* _INPUT FOR THIS TASK_:

..........

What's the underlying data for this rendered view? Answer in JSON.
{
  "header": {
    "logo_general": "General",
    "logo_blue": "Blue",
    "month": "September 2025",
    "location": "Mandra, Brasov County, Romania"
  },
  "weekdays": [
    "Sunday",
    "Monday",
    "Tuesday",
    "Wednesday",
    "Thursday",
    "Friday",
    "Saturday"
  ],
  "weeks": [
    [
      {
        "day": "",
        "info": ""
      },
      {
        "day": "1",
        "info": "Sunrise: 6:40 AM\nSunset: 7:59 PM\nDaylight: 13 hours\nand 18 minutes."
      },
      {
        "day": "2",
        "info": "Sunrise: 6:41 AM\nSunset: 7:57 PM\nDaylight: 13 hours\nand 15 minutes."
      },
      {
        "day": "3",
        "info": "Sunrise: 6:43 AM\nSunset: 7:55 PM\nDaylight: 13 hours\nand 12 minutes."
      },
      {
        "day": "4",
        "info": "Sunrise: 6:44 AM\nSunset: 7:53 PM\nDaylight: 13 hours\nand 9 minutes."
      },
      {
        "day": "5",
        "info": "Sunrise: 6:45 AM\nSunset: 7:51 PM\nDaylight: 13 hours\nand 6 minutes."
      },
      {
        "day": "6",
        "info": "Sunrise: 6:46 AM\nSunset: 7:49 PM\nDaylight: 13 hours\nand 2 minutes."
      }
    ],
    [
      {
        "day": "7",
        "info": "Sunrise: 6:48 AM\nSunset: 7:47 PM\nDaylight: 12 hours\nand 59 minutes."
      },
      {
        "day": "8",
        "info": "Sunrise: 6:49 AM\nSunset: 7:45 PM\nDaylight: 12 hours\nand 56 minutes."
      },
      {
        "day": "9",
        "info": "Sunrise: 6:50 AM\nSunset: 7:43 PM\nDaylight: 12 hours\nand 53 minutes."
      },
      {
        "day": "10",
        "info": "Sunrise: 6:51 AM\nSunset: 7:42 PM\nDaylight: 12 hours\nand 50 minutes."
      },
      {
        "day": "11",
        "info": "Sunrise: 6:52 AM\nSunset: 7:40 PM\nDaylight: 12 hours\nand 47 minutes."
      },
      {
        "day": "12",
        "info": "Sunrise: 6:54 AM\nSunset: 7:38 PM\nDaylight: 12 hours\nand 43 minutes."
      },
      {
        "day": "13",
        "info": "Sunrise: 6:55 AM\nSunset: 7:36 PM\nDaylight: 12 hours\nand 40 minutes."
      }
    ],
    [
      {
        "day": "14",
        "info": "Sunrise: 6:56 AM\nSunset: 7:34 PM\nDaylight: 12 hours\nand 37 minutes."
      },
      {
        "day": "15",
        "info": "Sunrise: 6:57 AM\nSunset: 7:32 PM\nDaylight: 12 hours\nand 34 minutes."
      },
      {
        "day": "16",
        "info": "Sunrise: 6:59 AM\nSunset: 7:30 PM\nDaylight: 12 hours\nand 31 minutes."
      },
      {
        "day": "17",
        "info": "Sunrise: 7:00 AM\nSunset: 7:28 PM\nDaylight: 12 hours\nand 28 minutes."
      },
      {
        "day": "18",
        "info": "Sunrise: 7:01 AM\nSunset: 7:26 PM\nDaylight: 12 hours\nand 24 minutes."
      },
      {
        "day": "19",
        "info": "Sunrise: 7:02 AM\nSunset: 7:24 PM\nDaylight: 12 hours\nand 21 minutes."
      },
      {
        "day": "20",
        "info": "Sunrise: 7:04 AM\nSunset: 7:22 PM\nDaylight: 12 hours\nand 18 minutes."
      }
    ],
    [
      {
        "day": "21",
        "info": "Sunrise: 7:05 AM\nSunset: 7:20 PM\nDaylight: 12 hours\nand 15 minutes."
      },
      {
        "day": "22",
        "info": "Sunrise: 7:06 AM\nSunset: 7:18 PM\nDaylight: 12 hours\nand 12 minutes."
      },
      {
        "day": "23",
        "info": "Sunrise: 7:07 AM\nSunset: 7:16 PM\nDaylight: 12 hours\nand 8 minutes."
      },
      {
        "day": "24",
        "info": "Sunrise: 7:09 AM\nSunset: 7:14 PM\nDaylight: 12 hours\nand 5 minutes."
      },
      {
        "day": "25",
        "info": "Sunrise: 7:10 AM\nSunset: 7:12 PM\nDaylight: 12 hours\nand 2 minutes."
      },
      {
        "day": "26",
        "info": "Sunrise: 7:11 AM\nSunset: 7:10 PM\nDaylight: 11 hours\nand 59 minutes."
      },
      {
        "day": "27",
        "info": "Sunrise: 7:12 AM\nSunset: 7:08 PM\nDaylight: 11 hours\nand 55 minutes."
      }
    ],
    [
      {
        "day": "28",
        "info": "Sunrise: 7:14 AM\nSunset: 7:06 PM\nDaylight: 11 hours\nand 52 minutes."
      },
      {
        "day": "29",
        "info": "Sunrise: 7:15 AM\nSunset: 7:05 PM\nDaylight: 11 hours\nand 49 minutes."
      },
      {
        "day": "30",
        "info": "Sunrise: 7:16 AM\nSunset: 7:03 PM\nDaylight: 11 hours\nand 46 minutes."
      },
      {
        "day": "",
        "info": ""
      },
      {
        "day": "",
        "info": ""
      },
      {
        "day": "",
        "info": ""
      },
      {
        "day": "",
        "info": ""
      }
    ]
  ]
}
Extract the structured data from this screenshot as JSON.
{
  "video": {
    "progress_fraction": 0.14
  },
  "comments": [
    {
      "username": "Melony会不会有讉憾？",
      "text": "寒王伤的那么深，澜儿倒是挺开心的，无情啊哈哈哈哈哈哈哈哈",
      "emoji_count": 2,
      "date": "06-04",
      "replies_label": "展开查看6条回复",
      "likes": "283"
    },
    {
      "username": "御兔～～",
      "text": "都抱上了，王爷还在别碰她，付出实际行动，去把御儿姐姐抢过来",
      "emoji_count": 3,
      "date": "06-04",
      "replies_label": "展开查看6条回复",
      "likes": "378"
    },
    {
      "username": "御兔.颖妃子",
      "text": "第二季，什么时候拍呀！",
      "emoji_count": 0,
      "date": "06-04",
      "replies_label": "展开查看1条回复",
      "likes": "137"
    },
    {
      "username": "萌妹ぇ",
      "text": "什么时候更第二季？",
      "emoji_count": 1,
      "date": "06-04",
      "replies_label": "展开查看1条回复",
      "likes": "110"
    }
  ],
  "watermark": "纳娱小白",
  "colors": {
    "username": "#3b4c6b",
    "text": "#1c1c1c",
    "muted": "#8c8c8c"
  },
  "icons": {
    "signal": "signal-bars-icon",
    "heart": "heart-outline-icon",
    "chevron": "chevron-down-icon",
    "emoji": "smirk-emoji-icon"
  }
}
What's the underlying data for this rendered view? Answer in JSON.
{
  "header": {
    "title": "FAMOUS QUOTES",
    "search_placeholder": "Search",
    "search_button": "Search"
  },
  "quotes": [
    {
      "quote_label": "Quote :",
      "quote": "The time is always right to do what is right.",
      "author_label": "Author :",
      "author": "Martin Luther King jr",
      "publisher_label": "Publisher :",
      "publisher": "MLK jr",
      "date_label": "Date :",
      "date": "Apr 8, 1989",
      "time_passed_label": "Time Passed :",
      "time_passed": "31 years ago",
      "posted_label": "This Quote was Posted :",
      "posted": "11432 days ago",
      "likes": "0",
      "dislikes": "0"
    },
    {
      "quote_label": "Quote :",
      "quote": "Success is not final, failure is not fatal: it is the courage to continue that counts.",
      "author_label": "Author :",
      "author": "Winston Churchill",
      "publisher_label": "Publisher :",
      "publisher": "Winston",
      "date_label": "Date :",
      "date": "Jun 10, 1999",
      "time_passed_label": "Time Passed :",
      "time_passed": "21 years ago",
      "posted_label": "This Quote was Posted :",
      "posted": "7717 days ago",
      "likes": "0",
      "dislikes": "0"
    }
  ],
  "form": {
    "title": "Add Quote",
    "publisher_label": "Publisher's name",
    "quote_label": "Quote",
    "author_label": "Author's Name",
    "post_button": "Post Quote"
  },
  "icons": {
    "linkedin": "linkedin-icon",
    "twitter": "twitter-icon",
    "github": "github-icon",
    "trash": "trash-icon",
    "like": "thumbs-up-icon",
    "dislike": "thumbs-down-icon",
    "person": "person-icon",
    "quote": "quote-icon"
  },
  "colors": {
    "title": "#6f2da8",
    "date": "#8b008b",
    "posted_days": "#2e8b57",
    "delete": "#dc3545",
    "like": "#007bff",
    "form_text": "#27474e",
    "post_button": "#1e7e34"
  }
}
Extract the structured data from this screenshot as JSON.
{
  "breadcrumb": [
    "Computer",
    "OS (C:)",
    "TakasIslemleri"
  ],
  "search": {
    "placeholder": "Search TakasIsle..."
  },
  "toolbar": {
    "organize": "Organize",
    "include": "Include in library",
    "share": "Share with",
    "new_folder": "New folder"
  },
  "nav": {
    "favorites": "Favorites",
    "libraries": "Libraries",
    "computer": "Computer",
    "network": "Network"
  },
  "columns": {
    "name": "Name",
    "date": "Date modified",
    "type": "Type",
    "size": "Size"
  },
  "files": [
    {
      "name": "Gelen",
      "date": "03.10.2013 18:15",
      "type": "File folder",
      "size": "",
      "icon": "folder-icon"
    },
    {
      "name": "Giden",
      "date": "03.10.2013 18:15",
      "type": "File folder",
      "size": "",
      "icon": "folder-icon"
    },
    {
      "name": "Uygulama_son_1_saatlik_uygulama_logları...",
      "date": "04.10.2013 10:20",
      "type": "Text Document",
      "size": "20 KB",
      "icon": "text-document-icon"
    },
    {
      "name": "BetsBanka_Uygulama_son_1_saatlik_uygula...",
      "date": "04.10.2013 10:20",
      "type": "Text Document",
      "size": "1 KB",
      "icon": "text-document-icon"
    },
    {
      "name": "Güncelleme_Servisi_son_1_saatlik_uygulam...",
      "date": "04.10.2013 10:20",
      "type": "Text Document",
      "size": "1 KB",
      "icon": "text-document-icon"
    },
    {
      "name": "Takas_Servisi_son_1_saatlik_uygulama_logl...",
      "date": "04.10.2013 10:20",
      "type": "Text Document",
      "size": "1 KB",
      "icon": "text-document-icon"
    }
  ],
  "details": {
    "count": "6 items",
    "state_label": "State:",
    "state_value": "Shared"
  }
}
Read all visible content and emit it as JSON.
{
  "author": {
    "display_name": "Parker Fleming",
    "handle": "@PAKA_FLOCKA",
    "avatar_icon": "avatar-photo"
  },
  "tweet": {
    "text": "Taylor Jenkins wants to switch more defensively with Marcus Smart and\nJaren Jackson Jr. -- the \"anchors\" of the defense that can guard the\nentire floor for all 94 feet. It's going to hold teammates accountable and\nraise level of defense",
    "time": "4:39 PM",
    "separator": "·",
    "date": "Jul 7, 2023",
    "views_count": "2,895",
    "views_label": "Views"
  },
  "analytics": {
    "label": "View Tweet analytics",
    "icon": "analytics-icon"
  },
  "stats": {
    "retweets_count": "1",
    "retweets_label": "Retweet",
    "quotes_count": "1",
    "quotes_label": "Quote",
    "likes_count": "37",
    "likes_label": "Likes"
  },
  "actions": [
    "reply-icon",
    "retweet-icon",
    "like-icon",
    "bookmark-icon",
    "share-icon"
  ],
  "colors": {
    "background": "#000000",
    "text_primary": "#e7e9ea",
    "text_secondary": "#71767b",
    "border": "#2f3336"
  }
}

..........

* _GIVEN PROBLEM_: Report all lines of the data above that include the string "username".

* _WRITTEN RESPONSE_:
      "username": "Melony会不会有讉憾？",
      "username": "御兔～～",
      "username": "御兔.颖妃子",
      "username": "萌妹ぇ",
    "username": "#3b4c6b",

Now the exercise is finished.